Wow, they've got just about every possible resolution there, eh? One thing they didn't put on the NV3 was support for the RAW or TIFF image formats, though I wouldn't really expect it.

Images are named SNV3####.JPG, where # = 0001 - 9999. The file numbering is maintained even if you replace and/or format memory cards.

Now, onto the menus!

The NV3 uses a rather unusual menu, that puts each item in a separate "tab", instead of having a single, hierarchical menu. If you've used other cameras then you may find that Samsung's system takes some getting used to, but it's fairly easy once you figure it out. Here are the options that you'll find in the full record mode menu:

  • Still size (see chart)
  • Movie size (720 x 480, 640 x 480, 320 x 240)
  • Still quality (see chart)
  • Movie frame rate (30, 20, 15 fps)
  • Metering (Multi, spot)
  • Shooting mode (Single, continuous, AE bracketing) - see below
  • Sharpness (Soft, normal, vivid) - why are they using the word 'vivid' to describe sharpness?
  • Autofocus (Center, multi)
  • OSD information (Full, basic, LCD save) - what is shown on the LCD in record mode; that last mode turns will put the camera to sleep if it's been idle for more than 30 seconds

The only thing that I want to talk about are the continuous and bracketing features. In the continuous shooting mode you can keep taking photos at a sluggish 0.9 frames/second until you run out of memory (a high speed card is really helpful here). The LCD is dark the entire time, which makes it impossible to track a moving subject.

The AE bracketing feature takes three photos in a row, each with a different exposure (-0.5EV, 0EV, +0.5EV). Using bracketing is a good way to ensure proper exposure in every shot -- though it'll take up a lot of space of your memory card.

The entire setup menu is shoved into a single tab in both the record and playback modes. The options here include:

  • File numbering (Series, reset)
  • Power off (1, 3, 5, 10 mins)
  • Language - way too many to list
  • Format (Internal memory or card)
  • Date & time (Set, format)
  • Date imprint (Off, date, date & time)
  • Sound (Off, low, medium, high)
  • USB (Computer, printer)
  • AF sound (on/off)
  • AF-assist lamp (on/off)
  • LCD (Dark, normal, bright)
  • Video out (NTSC, PAL)

■ **Raw records**
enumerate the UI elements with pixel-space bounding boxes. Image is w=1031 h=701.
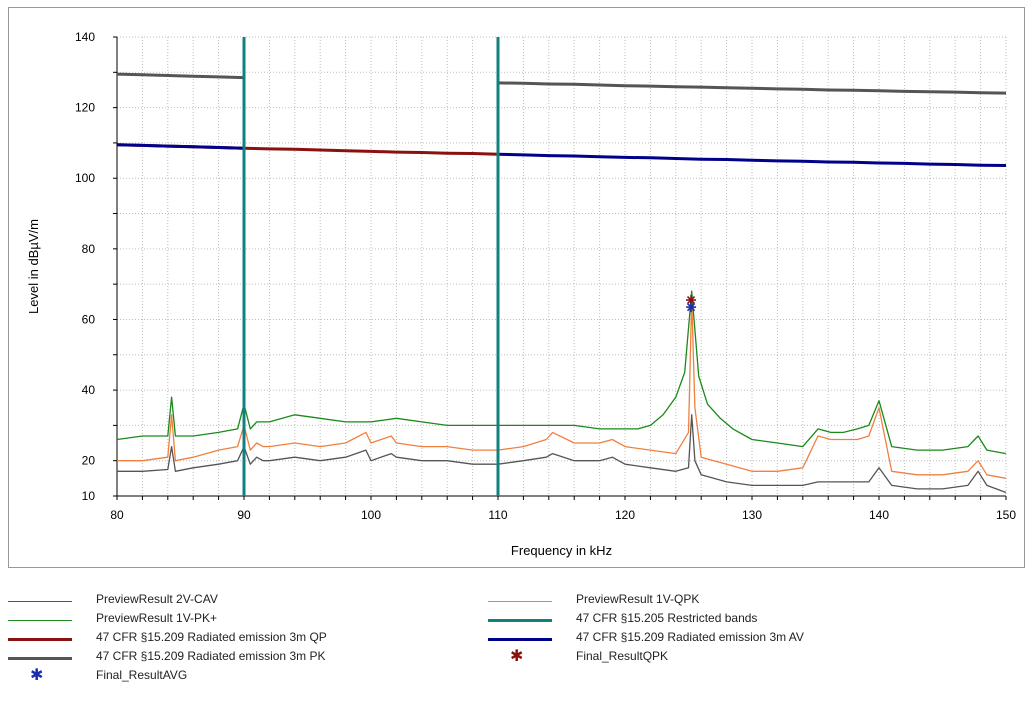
legend-swatch — [8, 657, 72, 660]
x-tick-label: 90 — [237, 508, 251, 522]
y-tick-label: 20 — [82, 454, 96, 468]
x-tick-label: 80 — [110, 508, 124, 522]
y-tick-label: 120 — [75, 101, 95, 115]
y-axis-label: Level in dBµV/m — [26, 219, 41, 314]
legend-label: PreviewResult 1V-PK+ — [96, 611, 218, 625]
x-tick-label: 140 — [869, 508, 889, 522]
series-2v-cav — [117, 414, 1007, 494]
chart-legend: PreviewResult 2V-CAV PreviewResult 1V-QPK… — [0, 590, 1031, 701]
y-tick-label: 60 — [82, 312, 96, 326]
x-tick-label: 100 — [361, 508, 381, 522]
emission-chart: 80 90 100 110 120 130 140 150 10 20 40 60 80 100 120 14… — [26, 30, 1016, 558]
legend-star-icon: ✱ — [30, 667, 44, 684]
legend-swatch — [8, 601, 72, 602]
x-axis-label: Frequency in kHz — [511, 543, 612, 558]
limit-av-3m — [116, 143, 1007, 167]
chart-frame — [8, 7, 1025, 568]
y-tick-label: 80 — [82, 242, 96, 256]
x-tick-label: 120 — [615, 508, 635, 522]
legend-label: PreviewResult 2V-CAV — [96, 592, 218, 606]
legend-label: 47 CFR §15.209 Radiated emission 3m QP — [96, 630, 327, 644]
y-tick-label: 40 — [82, 383, 96, 397]
legend-label: 47 CFR §15.205 Restricted bands — [576, 611, 758, 625]
y-tick-label: 10 — [82, 489, 96, 503]
y-tick-label: 140 — [75, 30, 95, 44]
legend-swatch — [8, 638, 72, 641]
legend-swatch — [488, 601, 552, 602]
final-result-avg-marker — [686, 302, 697, 313]
x-tick-label: 150 — [996, 508, 1016, 522]
x-tick-label: 130 — [742, 508, 762, 522]
legend-swatch — [488, 619, 552, 622]
series-1v-qpk — [117, 297, 1007, 479]
legend-label: 47 CFR §15.209 Radiated emission 3m AV — [576, 630, 804, 644]
legend-swatch — [8, 620, 72, 621]
legend-label: Final_ResultAVG — [96, 668, 188, 682]
x-tick-label: 110 — [488, 508, 507, 522]
legend-label: Final_ResultQPK — [576, 649, 669, 663]
series-1v-pk — [116, 290, 1007, 455]
legend-label: 47 CFR §15.209 Radiated emission 3m PK — [96, 649, 326, 663]
legend-label: PreviewResult 1V-QPK — [576, 592, 700, 606]
limit-pk-3m — [116, 72, 1007, 95]
y-tick-label: 100 — [75, 171, 95, 185]
legend-star-icon: ✱ — [510, 648, 524, 665]
legend-swatch — [488, 638, 552, 641]
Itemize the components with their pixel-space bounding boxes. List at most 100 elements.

■ **Tasks to perform**
a - List every power-off interval that the NV3 review gives for the setup menu.
b - Write the passage that follows in the NV3 review, beginning after the final setup menu option it lists.
The records are separate material, unrelated to the NV3 review.

■ **Final answers**
a -
- 1 minute
- 3 minutes
- 5 minutes
- 10 minutes

b -
  • Quick View (Off, 0.5, 1, 3 secs) - post-shot review
  • Reset - back to default settings

There is also a "My Cam" menu that lets you select the various beeps and blips that the camera makes.

Well enough about menus, let's do photo tests now.

The NV3 did a decent job with our standard macro test subject. It's a wee bit darker than I would've liked, but since the exposure compensation operates in 0.5EV increments, going up another notch would be too much. Anyhow, the colors are quite saturated, with the reds being a little over-the-top. The subject has a nice "smooth" look to it, with no noise to be found.

There are two macro modes on the NV3. The regular macro mode lets you get as close to your subject as 5 cm at wide-angle and 25 cm at telephoto. Putting the camera into super macro mode lowers the distance down to just 1 cm, though the lens will be locked at the wide-angle end.

As you can see, it wasn't a great night to be out taking night photos, but since this review was already behind schedule I didn't have much of a choice. By putting the camera into the night scene mode you can manually set the shutter speed and aperture, and that's what I did here. The camera took in enough light, though the photo is soft and somewhat noisy (the ISO is locked at 80 in this mode). Purple fringing was not a problem.

Since I can't control both the shutter speed and ISO at the same time there's no night ISO test for you. I do, however, have the studio ISO test a bit later in this section.

There's mild barrel distortion at the wide end of the NV3's 3X zoom lens. Vignetting (dark corners) isn't a problem, though you will have some issues with corner blurriness with this camera.

Compact cameras generally have terrible redeye problems, and the NV3 has it pretty bad. Even the redeye removal tool didn't help here -- it had no effect at all. While your results may vary, odds are that you'll deal with redeye at least part of the time.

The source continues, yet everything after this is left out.